>>>
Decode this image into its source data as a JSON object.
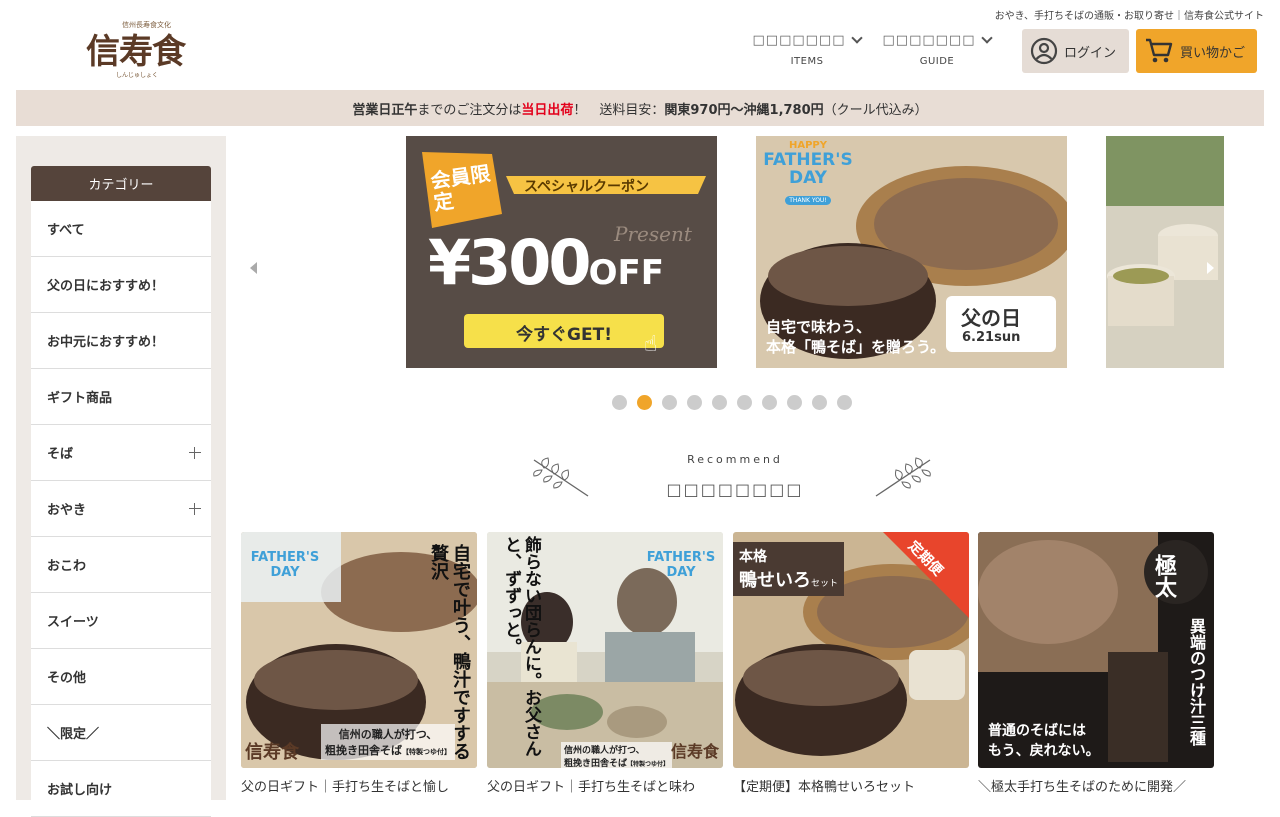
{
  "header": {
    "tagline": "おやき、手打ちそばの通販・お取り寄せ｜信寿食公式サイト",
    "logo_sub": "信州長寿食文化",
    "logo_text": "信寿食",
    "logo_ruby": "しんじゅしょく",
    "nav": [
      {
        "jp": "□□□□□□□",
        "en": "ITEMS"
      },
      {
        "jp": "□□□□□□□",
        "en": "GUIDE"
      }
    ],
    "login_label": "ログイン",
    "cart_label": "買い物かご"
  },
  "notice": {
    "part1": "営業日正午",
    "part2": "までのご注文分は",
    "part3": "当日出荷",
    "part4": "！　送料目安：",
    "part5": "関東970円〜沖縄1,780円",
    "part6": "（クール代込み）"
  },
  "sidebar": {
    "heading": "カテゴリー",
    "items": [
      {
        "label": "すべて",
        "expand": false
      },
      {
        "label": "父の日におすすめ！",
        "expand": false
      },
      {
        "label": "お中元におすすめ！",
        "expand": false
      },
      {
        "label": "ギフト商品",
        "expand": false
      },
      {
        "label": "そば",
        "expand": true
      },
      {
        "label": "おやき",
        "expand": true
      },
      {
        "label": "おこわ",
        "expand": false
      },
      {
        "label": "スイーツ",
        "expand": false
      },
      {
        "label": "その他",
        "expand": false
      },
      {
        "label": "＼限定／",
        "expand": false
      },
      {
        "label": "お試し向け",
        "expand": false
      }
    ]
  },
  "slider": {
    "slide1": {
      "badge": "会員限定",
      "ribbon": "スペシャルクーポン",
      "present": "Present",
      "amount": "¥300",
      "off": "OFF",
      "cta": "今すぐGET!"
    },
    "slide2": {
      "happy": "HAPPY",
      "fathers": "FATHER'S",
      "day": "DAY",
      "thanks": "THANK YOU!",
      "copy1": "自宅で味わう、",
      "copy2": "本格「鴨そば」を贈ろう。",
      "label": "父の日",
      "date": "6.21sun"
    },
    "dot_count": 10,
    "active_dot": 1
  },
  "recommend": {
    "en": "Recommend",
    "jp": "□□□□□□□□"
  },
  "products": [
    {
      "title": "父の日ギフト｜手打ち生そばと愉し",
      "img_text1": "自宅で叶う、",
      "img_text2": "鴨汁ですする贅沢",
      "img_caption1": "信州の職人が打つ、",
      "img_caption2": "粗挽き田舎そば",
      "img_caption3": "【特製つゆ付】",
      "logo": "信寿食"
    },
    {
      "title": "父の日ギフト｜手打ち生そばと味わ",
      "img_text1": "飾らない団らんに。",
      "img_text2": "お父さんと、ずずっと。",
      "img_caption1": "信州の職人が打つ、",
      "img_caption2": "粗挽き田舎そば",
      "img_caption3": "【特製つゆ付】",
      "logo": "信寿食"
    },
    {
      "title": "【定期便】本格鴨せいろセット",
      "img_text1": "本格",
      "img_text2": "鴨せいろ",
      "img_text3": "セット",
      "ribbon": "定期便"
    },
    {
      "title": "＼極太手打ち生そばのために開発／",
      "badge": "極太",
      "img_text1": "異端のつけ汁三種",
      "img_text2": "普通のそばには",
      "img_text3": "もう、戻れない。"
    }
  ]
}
<<<
Task requirements
Copy all lines from the material that contain "父の日ギフト".

Exercise output
      "title": "父の日ギフト｜手打ち生そばと愉し",
      "title": "父の日ギフト｜手打ち生そばと味わ",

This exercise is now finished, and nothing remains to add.